What this task involves: From the entries below, gather every line containing the string "name".

++++ Data lines ++++

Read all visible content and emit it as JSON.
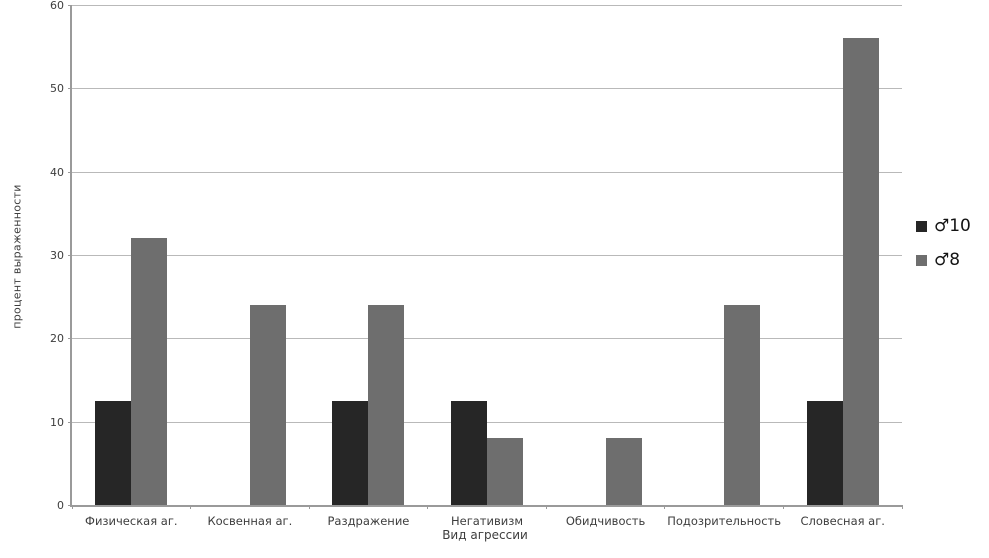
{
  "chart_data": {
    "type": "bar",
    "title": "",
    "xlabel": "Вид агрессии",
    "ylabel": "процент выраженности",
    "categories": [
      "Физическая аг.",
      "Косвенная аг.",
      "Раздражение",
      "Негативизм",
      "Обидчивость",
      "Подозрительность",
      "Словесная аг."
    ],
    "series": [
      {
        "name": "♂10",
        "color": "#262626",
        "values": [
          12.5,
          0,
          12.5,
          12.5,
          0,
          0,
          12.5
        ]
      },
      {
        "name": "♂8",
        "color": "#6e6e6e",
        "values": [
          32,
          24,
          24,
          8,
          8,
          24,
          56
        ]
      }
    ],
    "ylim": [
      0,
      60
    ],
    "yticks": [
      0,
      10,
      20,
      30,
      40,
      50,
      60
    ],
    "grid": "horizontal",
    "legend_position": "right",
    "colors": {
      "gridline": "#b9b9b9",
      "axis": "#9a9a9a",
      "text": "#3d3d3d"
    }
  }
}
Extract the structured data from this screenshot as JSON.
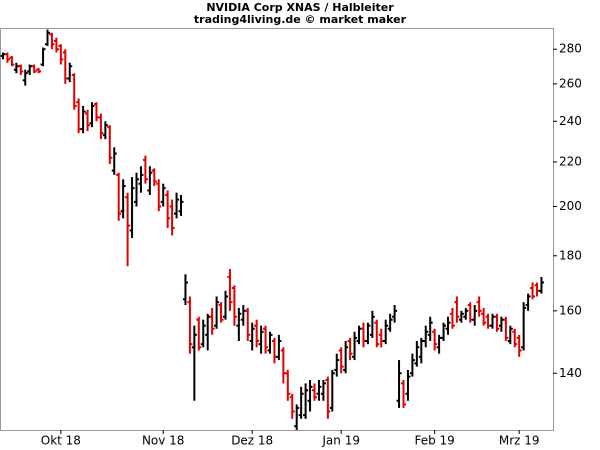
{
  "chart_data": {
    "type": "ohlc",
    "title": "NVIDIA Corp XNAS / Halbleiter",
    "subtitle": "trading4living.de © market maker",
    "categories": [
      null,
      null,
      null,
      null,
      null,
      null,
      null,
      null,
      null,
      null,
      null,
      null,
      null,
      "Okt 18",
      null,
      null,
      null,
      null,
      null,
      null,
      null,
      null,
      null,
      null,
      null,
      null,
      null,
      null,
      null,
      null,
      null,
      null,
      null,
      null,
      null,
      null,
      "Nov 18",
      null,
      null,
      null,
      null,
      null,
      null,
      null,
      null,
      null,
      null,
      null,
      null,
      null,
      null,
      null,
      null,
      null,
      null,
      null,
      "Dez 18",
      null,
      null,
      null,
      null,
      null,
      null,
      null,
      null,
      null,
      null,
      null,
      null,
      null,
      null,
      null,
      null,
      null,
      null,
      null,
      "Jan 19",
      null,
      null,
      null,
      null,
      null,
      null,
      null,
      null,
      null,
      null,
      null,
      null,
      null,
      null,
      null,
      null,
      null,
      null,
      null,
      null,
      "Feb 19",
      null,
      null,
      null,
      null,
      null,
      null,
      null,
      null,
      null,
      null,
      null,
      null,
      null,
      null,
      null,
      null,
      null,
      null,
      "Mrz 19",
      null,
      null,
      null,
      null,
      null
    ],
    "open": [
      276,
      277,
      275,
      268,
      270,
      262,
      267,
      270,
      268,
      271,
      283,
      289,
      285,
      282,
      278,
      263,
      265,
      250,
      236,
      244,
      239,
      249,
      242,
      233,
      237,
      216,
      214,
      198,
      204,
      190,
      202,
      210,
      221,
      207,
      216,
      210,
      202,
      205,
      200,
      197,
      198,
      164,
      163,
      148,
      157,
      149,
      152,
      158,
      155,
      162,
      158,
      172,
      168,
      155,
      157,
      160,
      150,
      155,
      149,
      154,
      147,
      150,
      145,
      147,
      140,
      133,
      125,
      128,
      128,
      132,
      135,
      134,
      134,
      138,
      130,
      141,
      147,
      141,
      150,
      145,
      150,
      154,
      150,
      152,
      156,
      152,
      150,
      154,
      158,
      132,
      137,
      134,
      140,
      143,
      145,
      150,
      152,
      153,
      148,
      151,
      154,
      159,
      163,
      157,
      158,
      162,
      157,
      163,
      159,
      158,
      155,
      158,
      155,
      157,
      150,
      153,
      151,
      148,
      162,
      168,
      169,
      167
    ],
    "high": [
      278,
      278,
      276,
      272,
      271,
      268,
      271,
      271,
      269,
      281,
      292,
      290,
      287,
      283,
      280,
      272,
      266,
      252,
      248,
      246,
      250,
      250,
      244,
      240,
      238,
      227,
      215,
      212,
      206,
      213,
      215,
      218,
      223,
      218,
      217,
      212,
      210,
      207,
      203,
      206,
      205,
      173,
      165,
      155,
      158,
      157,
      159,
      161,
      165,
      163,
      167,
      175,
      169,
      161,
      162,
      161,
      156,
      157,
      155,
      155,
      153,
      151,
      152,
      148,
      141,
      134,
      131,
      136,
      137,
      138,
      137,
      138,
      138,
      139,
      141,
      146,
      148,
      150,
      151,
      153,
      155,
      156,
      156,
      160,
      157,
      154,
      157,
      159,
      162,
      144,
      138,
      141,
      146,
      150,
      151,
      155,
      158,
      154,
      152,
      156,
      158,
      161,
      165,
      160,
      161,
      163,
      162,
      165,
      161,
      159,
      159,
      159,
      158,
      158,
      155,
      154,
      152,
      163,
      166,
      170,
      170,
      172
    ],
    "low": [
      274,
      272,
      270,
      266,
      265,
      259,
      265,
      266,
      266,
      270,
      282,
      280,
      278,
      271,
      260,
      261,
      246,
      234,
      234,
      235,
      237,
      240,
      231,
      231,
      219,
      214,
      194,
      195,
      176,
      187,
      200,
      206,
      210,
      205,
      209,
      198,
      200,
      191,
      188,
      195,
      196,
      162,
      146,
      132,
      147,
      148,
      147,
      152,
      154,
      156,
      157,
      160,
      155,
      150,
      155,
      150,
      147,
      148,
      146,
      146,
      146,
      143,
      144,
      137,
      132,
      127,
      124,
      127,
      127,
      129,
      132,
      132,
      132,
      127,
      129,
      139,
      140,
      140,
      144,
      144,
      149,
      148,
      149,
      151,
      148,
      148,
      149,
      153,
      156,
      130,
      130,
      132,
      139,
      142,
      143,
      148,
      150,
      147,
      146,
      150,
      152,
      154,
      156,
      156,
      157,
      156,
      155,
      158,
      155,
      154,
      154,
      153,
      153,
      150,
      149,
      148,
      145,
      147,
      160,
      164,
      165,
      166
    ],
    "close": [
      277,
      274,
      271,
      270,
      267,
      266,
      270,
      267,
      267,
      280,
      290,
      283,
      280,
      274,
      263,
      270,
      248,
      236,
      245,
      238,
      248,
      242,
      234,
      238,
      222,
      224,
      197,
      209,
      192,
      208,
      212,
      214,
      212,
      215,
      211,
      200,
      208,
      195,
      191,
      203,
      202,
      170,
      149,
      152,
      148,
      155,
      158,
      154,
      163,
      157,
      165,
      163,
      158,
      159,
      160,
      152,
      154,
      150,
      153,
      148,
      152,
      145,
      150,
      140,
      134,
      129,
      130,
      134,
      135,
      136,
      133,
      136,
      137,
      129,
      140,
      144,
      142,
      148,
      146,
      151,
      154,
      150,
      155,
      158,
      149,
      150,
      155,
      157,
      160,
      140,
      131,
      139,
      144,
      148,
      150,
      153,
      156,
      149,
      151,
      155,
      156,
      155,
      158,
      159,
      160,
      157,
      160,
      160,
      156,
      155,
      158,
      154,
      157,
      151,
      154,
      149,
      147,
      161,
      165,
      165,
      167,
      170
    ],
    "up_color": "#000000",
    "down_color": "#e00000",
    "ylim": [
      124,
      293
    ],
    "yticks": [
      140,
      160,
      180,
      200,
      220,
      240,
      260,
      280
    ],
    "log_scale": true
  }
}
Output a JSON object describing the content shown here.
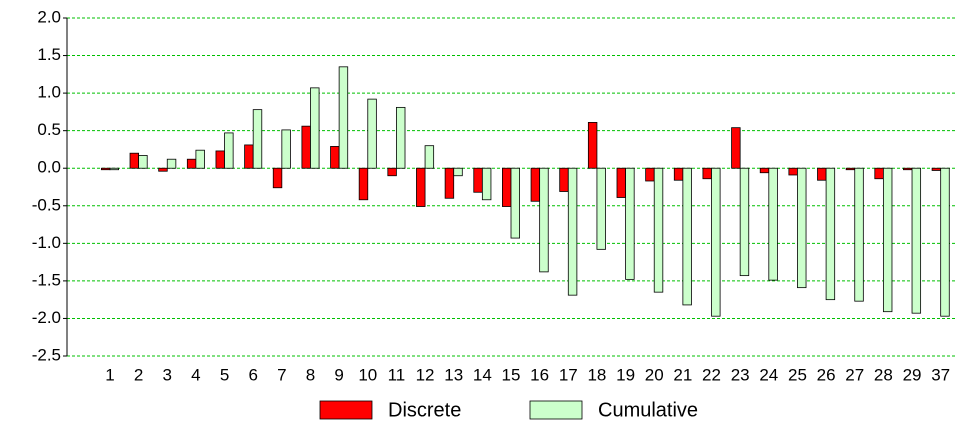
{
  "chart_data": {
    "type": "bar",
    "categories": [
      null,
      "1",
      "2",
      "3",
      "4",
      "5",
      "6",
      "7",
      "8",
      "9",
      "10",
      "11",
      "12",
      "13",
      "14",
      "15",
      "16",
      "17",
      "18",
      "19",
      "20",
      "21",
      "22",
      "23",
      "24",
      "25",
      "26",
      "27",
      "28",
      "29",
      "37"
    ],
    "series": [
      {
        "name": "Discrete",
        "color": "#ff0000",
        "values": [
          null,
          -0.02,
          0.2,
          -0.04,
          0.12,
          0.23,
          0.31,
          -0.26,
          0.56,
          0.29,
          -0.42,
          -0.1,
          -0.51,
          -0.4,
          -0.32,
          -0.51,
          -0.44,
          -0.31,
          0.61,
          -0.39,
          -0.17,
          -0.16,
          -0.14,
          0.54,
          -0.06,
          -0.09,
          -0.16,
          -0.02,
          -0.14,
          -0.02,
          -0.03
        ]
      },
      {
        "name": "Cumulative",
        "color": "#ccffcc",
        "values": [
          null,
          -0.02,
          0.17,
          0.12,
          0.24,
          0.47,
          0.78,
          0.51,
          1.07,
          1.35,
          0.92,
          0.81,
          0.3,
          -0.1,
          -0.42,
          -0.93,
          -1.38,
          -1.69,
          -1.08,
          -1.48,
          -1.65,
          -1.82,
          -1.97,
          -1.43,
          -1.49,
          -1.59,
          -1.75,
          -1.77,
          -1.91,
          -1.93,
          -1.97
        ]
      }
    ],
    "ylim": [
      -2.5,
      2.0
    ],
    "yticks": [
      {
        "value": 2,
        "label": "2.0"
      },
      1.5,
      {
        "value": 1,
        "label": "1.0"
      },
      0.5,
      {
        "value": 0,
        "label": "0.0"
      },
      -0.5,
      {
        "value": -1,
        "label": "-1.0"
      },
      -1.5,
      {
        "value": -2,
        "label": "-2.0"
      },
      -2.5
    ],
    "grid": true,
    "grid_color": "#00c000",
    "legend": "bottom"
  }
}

++++

Solution:
        "name": "♂10",
        "name": "♂8",
        "name": "Discrete",
        "name": "Cumulative",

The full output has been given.